SET EXERCISE: Look below. Copy each line that has "Products" in it.

MATERIALS PROVIDED:
+++

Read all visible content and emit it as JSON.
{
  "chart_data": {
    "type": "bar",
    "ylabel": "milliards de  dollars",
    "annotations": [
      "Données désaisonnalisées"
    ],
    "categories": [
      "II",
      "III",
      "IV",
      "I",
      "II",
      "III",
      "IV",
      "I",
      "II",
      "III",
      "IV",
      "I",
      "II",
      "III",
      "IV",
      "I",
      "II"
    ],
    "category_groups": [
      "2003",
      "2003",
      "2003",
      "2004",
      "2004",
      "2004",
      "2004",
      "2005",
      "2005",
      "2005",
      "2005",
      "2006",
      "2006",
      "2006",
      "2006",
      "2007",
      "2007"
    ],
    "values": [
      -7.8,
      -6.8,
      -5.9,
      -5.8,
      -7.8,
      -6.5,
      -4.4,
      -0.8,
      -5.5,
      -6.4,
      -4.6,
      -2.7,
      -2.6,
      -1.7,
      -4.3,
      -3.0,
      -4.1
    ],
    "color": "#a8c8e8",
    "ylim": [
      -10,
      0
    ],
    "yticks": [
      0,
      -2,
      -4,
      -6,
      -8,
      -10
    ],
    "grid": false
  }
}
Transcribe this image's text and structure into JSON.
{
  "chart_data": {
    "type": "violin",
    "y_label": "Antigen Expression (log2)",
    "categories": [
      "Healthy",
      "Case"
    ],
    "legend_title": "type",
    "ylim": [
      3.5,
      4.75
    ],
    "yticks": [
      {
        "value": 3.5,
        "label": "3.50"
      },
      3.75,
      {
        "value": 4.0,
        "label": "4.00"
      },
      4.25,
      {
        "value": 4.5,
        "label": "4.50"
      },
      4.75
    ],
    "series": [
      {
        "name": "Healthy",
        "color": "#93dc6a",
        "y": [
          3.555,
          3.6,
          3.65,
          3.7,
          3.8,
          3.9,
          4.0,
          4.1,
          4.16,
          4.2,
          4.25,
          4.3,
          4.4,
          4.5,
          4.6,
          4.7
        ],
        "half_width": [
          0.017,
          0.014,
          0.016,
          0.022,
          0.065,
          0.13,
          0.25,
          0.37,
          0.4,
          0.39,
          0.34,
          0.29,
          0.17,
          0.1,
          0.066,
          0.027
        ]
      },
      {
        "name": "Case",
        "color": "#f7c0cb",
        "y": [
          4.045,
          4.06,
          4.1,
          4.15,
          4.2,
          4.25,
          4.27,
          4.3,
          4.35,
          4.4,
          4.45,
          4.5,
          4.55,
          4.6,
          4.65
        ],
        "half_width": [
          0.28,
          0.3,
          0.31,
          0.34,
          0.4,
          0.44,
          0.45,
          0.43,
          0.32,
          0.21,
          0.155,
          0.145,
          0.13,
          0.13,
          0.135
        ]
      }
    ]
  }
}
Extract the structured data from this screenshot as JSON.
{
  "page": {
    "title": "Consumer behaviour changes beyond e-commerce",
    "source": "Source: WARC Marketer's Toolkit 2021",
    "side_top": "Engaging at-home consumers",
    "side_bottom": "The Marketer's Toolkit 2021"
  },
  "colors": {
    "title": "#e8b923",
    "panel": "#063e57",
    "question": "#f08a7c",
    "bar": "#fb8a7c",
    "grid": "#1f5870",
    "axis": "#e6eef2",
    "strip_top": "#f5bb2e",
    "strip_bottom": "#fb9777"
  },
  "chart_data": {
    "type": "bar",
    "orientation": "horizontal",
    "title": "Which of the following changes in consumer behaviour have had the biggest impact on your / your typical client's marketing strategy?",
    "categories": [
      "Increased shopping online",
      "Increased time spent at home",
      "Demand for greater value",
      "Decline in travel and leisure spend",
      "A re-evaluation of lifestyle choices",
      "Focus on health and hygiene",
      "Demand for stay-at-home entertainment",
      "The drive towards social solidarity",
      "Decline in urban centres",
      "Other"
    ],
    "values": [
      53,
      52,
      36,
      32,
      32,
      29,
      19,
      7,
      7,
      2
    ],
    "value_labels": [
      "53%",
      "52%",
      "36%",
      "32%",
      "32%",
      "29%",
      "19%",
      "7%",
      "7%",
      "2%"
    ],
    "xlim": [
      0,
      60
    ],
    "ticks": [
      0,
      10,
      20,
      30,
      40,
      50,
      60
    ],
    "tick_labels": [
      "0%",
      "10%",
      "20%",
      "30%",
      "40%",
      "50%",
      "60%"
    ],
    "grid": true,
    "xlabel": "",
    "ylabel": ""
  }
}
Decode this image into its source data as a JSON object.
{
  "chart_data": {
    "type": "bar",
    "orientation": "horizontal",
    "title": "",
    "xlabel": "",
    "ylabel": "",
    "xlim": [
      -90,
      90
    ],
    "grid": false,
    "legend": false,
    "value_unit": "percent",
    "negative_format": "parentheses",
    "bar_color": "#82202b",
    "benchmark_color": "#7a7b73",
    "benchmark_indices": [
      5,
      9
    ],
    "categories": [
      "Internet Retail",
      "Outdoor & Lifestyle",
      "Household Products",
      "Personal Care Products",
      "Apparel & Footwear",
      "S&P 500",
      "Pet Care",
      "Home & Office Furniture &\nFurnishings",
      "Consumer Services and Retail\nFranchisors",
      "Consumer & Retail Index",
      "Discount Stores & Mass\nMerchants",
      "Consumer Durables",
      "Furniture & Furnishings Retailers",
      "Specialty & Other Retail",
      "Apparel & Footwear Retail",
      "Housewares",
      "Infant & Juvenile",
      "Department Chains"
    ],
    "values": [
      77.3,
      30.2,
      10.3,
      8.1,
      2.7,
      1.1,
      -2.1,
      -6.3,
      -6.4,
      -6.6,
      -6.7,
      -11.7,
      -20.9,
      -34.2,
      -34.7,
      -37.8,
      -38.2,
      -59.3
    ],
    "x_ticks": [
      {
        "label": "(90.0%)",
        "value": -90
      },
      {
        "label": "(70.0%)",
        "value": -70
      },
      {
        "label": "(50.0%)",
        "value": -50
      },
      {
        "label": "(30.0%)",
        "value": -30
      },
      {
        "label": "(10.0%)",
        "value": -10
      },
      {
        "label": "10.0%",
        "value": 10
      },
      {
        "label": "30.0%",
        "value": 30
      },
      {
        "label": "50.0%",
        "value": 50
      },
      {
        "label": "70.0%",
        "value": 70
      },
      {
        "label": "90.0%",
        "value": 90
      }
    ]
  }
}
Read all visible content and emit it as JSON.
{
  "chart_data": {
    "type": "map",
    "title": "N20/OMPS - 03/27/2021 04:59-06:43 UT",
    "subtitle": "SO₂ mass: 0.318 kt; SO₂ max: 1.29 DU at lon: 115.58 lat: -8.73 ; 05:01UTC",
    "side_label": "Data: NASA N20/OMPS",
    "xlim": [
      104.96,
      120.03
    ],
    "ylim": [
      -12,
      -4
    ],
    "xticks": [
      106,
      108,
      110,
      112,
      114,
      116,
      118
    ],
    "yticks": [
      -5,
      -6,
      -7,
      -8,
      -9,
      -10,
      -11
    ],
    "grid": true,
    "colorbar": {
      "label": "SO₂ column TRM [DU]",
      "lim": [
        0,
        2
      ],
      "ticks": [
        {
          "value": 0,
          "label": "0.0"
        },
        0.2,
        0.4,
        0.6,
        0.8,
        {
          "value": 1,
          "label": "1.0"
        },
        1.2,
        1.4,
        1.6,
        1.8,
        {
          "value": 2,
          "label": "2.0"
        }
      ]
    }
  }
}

+++

WORKED ANSWER:
      "Household Products",
      "Personal Care Products",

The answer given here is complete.